DATA FOR THIS EXERCISE
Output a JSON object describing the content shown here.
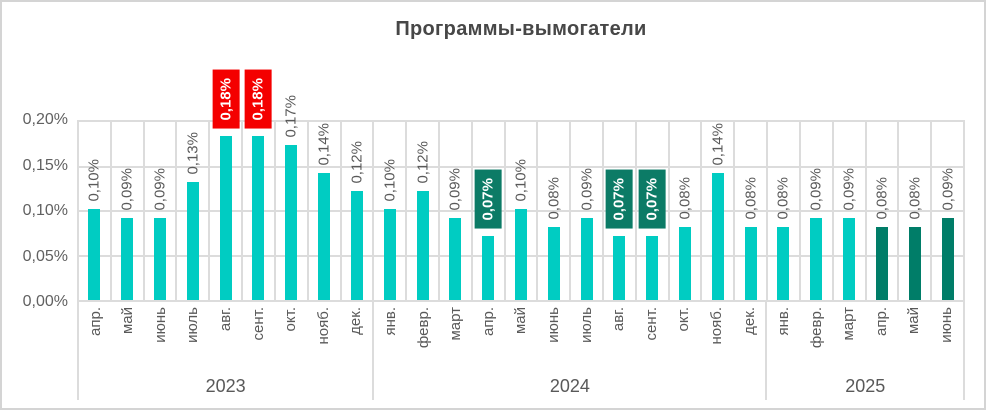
{
  "title": "Программы-вымогатели",
  "colors": {
    "bar_teal": "#00CCC2",
    "bar_dark_green": "#007D68",
    "highlight_red": "#F40000",
    "highlight_green": "#0C7B66",
    "gridline": "#DCDCDC",
    "label_text": "#595959",
    "title_text": "#474747",
    "highlight_label_text": "#FFFFFF"
  },
  "chart_data": {
    "type": "bar",
    "title": "Программы-вымогатели",
    "xlabel": "",
    "ylabel": "",
    "unit": "percent",
    "ylim": [
      0,
      0.2
    ],
    "ytick_labels_top_to_bottom": [
      "0,20%",
      "0,15%",
      "0,10%",
      "0,05%",
      "0,00%"
    ],
    "grid": true,
    "legend": false,
    "year_groups": [
      {
        "year": "2023",
        "month_count": 9
      },
      {
        "year": "2024",
        "month_count": 12
      },
      {
        "year": "2025",
        "month_count": 6
      }
    ],
    "bars": [
      {
        "year": "2023",
        "month": "апр.",
        "value": 0.1,
        "label": "0,10%",
        "bar_color": "teal",
        "highlight": "none"
      },
      {
        "year": "2023",
        "month": "май",
        "value": 0.09,
        "label": "0,09%",
        "bar_color": "teal",
        "highlight": "none"
      },
      {
        "year": "2023",
        "month": "июнь",
        "value": 0.09,
        "label": "0,09%",
        "bar_color": "teal",
        "highlight": "none"
      },
      {
        "year": "2023",
        "month": "июль",
        "value": 0.13,
        "label": "0,13%",
        "bar_color": "teal",
        "highlight": "none"
      },
      {
        "year": "2023",
        "month": "авг.",
        "value": 0.18,
        "label": "0,18%",
        "bar_color": "teal",
        "highlight": "red"
      },
      {
        "year": "2023",
        "month": "сент.",
        "value": 0.18,
        "label": "0,18%",
        "bar_color": "teal",
        "highlight": "red"
      },
      {
        "year": "2023",
        "month": "окт.",
        "value": 0.17,
        "label": "0,17%",
        "bar_color": "teal",
        "highlight": "none"
      },
      {
        "year": "2023",
        "month": "нояб.",
        "value": 0.14,
        "label": "0,14%",
        "bar_color": "teal",
        "highlight": "none"
      },
      {
        "year": "2023",
        "month": "дек.",
        "value": 0.12,
        "label": "0,12%",
        "bar_color": "teal",
        "highlight": "none"
      },
      {
        "year": "2024",
        "month": "янв.",
        "value": 0.1,
        "label": "0,10%",
        "bar_color": "teal",
        "highlight": "none"
      },
      {
        "year": "2024",
        "month": "февр.",
        "value": 0.12,
        "label": "0,12%",
        "bar_color": "teal",
        "highlight": "none"
      },
      {
        "year": "2024",
        "month": "март",
        "value": 0.09,
        "label": "0,09%",
        "bar_color": "teal",
        "highlight": "none"
      },
      {
        "year": "2024",
        "month": "апр.",
        "value": 0.07,
        "label": "0,07%",
        "bar_color": "teal",
        "highlight": "green"
      },
      {
        "year": "2024",
        "month": "май",
        "value": 0.1,
        "label": "0,10%",
        "bar_color": "teal",
        "highlight": "none"
      },
      {
        "year": "2024",
        "month": "июнь",
        "value": 0.08,
        "label": "0,08%",
        "bar_color": "teal",
        "highlight": "none"
      },
      {
        "year": "2024",
        "month": "июль",
        "value": 0.09,
        "label": "0,09%",
        "bar_color": "teal",
        "highlight": "none"
      },
      {
        "year": "2024",
        "month": "авг.",
        "value": 0.07,
        "label": "0,07%",
        "bar_color": "teal",
        "highlight": "green"
      },
      {
        "year": "2024",
        "month": "сент.",
        "value": 0.07,
        "label": "0,07%",
        "bar_color": "teal",
        "highlight": "green"
      },
      {
        "year": "2024",
        "month": "окт.",
        "value": 0.08,
        "label": "0,08%",
        "bar_color": "teal",
        "highlight": "none"
      },
      {
        "year": "2024",
        "month": "нояб.",
        "value": 0.14,
        "label": "0,14%",
        "bar_color": "teal",
        "highlight": "none"
      },
      {
        "year": "2024",
        "month": "дек.",
        "value": 0.08,
        "label": "0,08%",
        "bar_color": "teal",
        "highlight": "none"
      },
      {
        "year": "2025",
        "month": "янв.",
        "value": 0.08,
        "label": "0,08%",
        "bar_color": "teal",
        "highlight": "none"
      },
      {
        "year": "2025",
        "month": "февр.",
        "value": 0.09,
        "label": "0,09%",
        "bar_color": "teal",
        "highlight": "none"
      },
      {
        "year": "2025",
        "month": "март",
        "value": 0.09,
        "label": "0,09%",
        "bar_color": "teal",
        "highlight": "none"
      },
      {
        "year": "2025",
        "month": "апр.",
        "value": 0.08,
        "label": "0,08%",
        "bar_color": "dark",
        "highlight": "none"
      },
      {
        "year": "2025",
        "month": "май",
        "value": 0.08,
        "label": "0,08%",
        "bar_color": "dark",
        "highlight": "none"
      },
      {
        "year": "2025",
        "month": "июнь",
        "value": 0.09,
        "label": "0,09%",
        "bar_color": "dark",
        "highlight": "none"
      }
    ]
  }
}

WORK TO COMPLETE
Identify each line of the material where the word "Программы" shows up, and copy it.

REPLY
  "title": "Программы-вымогатели",
    "title": "Программы-вымогатели",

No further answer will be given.